● STATED EXERCISE: Go through the listing and pick out each line with the word "club" in it.

● EXERCISE MATERIAL:
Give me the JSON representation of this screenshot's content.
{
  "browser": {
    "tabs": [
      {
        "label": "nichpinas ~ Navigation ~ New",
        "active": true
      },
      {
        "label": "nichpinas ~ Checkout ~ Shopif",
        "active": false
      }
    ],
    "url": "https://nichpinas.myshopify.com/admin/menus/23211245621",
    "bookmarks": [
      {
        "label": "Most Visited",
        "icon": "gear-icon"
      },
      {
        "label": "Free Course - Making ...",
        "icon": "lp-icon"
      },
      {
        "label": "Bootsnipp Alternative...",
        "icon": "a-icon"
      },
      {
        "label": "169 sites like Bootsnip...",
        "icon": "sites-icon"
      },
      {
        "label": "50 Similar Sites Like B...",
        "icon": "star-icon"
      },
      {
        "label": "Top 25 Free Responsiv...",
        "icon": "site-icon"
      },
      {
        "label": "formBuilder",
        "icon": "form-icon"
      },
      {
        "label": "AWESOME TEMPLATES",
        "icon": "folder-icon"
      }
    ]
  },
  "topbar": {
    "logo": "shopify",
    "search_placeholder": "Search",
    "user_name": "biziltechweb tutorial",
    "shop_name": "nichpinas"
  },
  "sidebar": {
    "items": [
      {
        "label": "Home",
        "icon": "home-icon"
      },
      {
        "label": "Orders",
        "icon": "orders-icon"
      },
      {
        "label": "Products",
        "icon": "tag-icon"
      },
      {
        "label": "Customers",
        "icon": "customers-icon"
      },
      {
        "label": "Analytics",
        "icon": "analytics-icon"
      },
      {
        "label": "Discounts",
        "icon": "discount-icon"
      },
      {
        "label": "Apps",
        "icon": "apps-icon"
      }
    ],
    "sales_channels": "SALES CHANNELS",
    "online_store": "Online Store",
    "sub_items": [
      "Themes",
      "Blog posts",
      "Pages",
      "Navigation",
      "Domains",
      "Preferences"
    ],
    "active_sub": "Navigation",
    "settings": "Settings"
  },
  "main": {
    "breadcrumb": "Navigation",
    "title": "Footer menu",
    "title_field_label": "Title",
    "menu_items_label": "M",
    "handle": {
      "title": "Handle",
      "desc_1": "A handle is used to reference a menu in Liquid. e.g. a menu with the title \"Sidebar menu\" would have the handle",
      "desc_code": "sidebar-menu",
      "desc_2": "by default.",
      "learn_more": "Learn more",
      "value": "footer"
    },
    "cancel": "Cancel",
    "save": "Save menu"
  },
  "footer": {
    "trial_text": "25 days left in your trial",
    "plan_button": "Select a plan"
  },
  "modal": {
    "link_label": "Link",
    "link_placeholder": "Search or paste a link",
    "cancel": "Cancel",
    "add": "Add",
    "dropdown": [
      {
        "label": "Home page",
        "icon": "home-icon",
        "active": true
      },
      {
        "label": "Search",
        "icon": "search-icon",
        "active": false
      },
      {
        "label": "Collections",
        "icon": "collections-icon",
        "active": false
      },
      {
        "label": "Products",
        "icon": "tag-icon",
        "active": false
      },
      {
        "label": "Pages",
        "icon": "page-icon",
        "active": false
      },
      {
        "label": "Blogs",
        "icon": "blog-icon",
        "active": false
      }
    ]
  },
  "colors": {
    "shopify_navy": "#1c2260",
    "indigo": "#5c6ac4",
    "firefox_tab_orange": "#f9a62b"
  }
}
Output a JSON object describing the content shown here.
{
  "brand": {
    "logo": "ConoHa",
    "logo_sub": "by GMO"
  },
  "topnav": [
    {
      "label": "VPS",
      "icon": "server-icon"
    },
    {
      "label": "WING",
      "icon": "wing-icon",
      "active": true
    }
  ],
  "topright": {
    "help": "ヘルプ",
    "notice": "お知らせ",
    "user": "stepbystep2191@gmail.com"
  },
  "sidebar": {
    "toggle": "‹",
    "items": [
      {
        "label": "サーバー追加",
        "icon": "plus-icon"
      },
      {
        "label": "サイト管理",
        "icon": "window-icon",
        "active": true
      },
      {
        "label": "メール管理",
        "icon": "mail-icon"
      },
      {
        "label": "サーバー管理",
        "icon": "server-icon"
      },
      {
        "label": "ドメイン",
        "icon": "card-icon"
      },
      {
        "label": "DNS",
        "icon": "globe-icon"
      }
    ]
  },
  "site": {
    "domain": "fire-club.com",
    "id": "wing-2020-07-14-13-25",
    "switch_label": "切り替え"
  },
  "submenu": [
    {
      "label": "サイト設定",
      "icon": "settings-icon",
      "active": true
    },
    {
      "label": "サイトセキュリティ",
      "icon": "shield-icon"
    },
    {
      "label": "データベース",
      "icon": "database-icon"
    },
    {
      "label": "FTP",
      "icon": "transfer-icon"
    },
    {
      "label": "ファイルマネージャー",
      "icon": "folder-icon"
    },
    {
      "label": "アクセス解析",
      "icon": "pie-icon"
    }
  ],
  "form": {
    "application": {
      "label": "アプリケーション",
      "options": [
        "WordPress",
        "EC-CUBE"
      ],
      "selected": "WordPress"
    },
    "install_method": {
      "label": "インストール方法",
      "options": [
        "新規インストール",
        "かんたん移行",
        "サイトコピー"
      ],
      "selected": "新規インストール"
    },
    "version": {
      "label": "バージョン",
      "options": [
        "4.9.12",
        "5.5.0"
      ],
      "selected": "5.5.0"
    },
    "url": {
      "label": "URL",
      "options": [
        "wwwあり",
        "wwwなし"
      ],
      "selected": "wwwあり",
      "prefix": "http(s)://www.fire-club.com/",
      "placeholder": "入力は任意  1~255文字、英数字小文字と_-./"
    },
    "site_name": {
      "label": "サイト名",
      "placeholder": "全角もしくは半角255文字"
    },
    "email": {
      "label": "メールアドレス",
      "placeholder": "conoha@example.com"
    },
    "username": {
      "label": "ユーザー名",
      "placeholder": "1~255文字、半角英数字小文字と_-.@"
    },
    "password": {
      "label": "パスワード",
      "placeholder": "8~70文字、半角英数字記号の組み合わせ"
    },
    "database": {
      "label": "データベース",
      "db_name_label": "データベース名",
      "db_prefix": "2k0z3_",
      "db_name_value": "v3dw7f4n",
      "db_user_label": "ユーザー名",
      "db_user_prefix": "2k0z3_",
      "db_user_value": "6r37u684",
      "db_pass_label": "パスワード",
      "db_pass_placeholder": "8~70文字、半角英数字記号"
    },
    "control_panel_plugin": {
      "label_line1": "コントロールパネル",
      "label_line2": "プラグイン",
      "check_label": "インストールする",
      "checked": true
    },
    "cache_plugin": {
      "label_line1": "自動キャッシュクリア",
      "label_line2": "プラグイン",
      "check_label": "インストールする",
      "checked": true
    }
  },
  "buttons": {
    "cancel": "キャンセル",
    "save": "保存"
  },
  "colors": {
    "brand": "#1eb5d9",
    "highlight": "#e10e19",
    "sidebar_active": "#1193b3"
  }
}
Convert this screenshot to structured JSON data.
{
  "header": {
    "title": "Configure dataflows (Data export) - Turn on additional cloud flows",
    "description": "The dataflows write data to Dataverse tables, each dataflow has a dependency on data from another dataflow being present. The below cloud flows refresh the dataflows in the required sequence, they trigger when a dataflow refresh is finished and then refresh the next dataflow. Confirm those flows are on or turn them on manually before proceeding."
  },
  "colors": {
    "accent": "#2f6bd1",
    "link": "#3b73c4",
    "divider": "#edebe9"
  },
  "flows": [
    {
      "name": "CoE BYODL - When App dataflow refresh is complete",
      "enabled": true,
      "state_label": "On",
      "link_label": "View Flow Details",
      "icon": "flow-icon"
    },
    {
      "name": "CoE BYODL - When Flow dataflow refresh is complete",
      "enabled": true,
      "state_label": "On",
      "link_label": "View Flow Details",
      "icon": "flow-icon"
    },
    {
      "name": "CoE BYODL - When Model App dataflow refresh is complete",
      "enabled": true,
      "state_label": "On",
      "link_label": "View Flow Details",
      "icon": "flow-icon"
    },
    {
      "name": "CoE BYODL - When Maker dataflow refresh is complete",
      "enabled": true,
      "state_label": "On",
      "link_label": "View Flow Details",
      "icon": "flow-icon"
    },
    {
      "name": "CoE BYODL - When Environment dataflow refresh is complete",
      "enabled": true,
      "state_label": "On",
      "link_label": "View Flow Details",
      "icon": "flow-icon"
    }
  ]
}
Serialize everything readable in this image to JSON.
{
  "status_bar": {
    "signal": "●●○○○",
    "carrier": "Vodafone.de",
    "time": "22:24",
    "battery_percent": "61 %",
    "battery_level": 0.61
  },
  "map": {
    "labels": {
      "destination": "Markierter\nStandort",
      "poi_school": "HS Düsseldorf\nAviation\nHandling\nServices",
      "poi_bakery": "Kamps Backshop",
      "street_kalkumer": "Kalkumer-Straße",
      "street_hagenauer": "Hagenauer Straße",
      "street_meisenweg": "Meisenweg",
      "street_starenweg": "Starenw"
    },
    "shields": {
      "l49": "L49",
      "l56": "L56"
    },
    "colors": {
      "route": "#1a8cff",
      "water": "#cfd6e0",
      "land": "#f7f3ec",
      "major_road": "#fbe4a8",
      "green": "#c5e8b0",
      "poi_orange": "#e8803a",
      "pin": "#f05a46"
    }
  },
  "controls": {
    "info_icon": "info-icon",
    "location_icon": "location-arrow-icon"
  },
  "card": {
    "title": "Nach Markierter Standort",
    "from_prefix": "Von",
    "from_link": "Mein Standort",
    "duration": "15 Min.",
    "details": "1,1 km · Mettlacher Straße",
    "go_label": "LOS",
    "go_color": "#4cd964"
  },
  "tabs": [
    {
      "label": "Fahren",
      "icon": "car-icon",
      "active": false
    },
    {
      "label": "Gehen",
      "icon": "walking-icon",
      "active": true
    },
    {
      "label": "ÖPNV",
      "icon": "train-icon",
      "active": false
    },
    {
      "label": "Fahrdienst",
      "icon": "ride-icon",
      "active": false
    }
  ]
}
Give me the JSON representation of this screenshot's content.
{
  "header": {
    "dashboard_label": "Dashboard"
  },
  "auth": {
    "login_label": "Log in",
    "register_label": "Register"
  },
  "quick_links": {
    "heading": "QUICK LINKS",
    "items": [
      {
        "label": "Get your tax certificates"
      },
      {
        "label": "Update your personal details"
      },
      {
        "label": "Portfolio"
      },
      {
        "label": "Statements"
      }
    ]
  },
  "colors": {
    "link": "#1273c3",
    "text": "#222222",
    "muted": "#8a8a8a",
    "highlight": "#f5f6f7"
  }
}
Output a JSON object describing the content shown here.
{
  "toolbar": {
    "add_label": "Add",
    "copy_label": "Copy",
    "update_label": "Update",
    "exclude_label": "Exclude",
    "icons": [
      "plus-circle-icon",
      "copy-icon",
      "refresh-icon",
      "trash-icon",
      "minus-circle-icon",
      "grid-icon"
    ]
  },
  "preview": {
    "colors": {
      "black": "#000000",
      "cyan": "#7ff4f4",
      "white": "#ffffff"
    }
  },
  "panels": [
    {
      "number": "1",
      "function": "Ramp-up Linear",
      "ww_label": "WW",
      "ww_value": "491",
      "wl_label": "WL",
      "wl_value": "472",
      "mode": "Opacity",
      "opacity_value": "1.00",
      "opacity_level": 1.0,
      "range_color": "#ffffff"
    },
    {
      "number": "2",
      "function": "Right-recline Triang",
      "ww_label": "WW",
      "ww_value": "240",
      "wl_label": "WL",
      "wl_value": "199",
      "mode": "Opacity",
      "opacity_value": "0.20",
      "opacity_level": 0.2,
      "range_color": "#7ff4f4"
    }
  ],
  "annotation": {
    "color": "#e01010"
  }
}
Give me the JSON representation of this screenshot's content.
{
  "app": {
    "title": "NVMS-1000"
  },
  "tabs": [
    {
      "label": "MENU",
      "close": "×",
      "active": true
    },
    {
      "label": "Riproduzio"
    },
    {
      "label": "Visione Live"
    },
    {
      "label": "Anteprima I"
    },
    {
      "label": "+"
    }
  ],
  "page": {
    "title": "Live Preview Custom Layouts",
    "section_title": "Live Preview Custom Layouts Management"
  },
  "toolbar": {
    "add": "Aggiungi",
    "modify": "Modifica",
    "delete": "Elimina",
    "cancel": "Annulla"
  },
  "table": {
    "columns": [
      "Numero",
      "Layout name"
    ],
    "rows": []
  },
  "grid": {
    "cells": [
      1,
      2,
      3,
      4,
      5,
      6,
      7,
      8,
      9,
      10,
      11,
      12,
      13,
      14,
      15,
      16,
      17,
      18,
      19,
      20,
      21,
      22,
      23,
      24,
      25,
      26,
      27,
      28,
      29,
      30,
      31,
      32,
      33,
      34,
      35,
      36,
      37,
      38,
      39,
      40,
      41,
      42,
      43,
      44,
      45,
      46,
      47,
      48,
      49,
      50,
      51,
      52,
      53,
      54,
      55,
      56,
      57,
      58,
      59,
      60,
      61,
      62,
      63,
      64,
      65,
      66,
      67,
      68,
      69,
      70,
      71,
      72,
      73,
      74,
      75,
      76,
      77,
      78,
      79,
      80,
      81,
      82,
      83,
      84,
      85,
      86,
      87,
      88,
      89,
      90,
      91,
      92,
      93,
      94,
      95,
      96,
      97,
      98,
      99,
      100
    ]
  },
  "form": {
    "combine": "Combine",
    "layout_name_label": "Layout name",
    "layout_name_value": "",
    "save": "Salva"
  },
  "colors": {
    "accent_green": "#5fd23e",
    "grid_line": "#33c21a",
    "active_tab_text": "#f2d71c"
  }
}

● TASK SOLUTION:
    "domain": "fire-club.com",
      "prefix": "http(s)://www.fire-club.com/",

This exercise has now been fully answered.